• [Given exercise]: Report how many lines of the following entries include the string "name"; respond with the number alone.

• [Items]:
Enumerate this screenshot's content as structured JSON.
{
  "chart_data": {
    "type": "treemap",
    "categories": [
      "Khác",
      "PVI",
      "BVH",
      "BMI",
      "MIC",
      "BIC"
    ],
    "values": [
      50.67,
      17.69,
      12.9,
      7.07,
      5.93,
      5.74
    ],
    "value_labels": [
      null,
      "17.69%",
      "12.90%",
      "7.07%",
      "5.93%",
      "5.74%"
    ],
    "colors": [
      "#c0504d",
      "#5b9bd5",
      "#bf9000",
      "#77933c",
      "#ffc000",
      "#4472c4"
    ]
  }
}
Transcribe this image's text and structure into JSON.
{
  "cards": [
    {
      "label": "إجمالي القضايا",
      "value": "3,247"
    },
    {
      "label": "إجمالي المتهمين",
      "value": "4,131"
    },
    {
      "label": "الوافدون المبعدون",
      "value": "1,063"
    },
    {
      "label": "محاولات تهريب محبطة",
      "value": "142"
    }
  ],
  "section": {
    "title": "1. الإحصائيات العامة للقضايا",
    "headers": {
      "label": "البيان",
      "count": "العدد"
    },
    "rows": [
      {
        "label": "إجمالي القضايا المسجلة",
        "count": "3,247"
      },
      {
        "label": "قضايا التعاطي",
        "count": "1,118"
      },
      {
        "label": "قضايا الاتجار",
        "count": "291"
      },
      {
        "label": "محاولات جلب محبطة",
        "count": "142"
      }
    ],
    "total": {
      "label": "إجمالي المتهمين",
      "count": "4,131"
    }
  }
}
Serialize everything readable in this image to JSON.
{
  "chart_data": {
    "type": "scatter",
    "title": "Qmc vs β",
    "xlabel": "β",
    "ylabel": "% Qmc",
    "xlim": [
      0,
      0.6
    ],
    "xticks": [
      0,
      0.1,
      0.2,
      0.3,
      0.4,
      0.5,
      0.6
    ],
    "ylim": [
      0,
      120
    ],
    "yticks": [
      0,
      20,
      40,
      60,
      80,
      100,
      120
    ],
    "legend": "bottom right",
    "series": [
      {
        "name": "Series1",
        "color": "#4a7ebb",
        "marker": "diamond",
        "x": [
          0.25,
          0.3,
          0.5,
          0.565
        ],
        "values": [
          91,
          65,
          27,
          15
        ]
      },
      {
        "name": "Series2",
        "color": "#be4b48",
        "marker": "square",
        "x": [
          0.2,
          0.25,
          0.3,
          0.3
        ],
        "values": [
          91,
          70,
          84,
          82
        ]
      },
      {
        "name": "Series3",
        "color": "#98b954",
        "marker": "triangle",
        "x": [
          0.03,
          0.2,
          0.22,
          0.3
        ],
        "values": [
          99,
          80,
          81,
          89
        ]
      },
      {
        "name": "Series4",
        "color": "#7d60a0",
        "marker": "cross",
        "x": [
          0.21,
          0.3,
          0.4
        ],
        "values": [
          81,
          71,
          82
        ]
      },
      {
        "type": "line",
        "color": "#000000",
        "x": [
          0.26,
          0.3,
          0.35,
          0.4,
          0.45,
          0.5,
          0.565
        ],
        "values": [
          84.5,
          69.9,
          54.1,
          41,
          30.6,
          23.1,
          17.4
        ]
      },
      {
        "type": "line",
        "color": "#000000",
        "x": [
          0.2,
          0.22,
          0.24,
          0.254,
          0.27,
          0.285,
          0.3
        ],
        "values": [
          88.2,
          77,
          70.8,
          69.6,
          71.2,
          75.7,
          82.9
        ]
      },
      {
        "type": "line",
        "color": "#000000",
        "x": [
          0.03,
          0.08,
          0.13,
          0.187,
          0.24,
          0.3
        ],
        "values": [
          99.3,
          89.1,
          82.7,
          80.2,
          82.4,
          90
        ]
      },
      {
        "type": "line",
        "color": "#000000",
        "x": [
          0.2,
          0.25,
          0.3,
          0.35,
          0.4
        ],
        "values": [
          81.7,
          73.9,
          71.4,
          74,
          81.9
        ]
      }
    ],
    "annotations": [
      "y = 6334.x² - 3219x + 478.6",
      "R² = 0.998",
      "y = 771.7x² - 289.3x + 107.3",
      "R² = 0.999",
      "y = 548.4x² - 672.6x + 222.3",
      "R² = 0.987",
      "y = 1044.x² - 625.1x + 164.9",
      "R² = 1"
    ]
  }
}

• [Finished task]: 4